List each line holding the string "DiffBind".
— START Listed records —
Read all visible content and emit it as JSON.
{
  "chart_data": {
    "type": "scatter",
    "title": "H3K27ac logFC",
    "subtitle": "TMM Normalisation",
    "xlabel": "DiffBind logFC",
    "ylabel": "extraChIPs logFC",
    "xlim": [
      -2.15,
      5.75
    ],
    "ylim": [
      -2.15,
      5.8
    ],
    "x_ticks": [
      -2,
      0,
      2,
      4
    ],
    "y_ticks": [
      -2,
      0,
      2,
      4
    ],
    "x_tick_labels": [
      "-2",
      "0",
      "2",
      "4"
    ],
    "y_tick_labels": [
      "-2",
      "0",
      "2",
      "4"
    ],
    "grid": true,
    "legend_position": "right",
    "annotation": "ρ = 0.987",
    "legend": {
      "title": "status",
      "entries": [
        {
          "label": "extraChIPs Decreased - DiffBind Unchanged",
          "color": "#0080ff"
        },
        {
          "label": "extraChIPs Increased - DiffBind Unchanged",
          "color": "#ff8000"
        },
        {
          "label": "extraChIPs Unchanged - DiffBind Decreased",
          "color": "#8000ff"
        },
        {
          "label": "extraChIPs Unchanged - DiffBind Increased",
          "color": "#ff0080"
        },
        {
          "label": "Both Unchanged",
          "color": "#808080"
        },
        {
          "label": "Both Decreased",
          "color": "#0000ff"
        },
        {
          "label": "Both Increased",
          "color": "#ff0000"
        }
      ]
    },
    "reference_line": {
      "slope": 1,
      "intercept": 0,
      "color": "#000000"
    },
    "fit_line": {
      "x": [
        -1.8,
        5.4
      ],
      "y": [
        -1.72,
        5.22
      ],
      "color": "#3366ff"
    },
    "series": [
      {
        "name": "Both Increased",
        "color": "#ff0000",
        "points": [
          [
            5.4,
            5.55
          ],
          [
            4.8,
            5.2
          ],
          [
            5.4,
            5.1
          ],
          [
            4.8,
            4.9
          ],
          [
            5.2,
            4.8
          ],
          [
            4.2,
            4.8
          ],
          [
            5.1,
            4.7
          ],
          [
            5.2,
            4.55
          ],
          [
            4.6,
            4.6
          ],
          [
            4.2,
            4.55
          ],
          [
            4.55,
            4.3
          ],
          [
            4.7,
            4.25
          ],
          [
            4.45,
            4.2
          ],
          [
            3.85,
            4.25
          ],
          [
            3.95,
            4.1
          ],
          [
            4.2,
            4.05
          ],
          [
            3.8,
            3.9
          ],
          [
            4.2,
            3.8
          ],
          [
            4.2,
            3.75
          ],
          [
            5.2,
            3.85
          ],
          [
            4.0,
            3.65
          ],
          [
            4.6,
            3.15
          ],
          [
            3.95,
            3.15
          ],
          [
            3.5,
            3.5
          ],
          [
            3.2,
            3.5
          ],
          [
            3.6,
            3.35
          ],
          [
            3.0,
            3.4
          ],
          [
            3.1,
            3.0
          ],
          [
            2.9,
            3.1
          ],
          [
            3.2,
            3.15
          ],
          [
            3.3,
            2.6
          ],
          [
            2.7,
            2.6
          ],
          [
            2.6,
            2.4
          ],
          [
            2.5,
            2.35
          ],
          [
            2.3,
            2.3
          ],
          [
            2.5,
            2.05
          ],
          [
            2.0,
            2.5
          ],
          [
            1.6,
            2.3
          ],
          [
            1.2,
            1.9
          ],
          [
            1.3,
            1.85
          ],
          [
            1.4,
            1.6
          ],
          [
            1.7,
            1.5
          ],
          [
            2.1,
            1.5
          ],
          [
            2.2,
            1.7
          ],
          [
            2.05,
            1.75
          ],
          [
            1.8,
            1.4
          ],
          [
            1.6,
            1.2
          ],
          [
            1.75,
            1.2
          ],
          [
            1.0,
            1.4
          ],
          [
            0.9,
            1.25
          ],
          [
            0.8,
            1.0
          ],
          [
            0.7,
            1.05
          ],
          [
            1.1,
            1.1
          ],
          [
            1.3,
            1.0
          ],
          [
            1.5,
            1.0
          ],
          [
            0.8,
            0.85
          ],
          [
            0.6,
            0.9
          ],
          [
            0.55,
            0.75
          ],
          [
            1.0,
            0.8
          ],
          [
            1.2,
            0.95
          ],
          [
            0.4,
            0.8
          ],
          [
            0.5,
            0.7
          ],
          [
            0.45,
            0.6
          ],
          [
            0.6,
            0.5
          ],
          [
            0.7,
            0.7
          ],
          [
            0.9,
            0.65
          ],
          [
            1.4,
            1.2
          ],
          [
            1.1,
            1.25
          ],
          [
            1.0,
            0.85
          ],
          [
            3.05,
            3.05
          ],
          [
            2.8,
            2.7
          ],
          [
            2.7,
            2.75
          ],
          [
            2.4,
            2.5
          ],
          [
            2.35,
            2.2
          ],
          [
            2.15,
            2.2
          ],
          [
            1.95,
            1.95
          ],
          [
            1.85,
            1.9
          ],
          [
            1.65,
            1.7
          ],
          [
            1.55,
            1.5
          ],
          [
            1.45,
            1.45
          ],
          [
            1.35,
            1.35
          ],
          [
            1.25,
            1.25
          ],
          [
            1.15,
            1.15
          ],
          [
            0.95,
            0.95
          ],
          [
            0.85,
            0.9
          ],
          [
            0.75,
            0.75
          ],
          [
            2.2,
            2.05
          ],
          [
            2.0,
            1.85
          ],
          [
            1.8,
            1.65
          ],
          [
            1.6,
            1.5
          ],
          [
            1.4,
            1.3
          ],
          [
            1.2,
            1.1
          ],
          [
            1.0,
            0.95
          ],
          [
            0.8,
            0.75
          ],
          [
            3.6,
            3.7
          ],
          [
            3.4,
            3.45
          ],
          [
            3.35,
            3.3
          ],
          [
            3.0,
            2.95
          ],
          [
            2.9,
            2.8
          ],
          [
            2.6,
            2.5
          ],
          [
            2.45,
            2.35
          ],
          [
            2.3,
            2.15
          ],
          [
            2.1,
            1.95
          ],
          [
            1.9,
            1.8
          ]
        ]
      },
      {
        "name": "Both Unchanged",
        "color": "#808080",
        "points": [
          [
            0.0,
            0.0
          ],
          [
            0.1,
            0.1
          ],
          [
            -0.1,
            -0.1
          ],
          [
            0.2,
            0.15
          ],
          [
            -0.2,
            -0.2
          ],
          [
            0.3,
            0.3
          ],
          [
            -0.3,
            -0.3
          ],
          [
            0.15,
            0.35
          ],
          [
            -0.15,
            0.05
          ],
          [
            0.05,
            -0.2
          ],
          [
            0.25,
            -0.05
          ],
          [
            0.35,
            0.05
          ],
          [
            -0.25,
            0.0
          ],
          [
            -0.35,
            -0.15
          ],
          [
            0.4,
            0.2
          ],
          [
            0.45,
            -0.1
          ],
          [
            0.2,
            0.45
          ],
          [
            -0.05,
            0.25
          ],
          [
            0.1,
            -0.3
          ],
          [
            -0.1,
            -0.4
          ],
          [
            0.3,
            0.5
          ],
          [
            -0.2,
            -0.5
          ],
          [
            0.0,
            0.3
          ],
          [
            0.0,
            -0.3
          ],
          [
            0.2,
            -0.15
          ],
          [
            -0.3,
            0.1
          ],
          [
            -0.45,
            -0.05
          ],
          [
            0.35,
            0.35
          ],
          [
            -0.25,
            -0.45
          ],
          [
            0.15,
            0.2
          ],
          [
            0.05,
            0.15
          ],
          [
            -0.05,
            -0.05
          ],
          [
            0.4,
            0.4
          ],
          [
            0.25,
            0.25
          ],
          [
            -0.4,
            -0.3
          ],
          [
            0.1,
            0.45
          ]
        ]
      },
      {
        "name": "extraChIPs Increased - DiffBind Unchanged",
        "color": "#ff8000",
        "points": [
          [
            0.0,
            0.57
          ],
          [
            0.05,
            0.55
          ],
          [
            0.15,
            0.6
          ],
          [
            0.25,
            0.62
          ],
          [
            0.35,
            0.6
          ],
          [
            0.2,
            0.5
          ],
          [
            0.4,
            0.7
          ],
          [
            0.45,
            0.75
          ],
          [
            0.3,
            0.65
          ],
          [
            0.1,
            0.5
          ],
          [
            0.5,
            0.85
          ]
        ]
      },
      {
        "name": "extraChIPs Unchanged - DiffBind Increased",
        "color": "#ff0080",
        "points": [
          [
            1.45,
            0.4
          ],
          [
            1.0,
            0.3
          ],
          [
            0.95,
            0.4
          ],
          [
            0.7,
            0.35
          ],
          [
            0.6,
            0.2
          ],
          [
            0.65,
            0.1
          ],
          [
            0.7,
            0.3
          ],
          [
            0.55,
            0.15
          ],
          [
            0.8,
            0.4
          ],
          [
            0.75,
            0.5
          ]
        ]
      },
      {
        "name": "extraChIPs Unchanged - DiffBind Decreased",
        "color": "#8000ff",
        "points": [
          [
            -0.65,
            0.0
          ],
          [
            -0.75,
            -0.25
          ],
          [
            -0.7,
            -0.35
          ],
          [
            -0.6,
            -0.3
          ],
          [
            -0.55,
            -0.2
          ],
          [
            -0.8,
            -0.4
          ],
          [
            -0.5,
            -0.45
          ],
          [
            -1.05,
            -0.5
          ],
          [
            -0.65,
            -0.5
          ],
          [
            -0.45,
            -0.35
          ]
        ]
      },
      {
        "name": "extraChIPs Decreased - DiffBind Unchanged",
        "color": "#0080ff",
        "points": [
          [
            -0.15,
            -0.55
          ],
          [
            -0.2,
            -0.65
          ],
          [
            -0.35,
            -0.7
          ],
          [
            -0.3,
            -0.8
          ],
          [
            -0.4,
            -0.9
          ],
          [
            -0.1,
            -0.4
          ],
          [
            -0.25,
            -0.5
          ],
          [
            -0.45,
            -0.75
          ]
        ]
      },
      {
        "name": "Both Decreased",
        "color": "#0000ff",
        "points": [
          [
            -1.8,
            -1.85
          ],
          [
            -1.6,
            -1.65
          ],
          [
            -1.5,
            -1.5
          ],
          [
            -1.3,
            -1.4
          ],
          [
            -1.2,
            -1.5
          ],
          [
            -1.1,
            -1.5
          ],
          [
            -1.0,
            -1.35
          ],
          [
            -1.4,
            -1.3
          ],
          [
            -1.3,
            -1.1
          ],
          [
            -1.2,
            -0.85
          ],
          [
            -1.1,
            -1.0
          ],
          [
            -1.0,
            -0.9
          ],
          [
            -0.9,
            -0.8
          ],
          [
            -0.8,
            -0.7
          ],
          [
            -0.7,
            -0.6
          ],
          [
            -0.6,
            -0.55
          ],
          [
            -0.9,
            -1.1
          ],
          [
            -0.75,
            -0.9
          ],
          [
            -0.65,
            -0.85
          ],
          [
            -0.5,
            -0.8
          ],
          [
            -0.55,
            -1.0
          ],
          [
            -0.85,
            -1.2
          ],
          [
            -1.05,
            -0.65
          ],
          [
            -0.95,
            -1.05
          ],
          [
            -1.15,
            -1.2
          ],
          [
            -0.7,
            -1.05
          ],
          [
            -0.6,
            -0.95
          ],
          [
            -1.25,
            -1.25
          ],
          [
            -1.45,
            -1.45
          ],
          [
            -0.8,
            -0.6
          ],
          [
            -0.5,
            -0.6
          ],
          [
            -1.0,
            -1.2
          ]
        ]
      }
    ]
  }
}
— END Listed records —
Result of the exercise:
    "xlabel": "DiffBind logFC",
          "label": "extraChIPs Decreased - DiffBind Unchanged",
          "label": "extraChIPs Increased - DiffBind Unchanged",
          "label": "extraChIPs Unchanged - DiffBind Decreased",
          "label": "extraChIPs Unchanged - DiffBind Increased",
        "name": "extraChIPs Increased - DiffBind Unchanged",
        "name": "extraChIPs Unchanged - DiffBind Increased",
        "name": "extraChIPs Unchanged - DiffBind Decreased",
        "name": "extraChIPs Decreased - DiffBind Unchanged",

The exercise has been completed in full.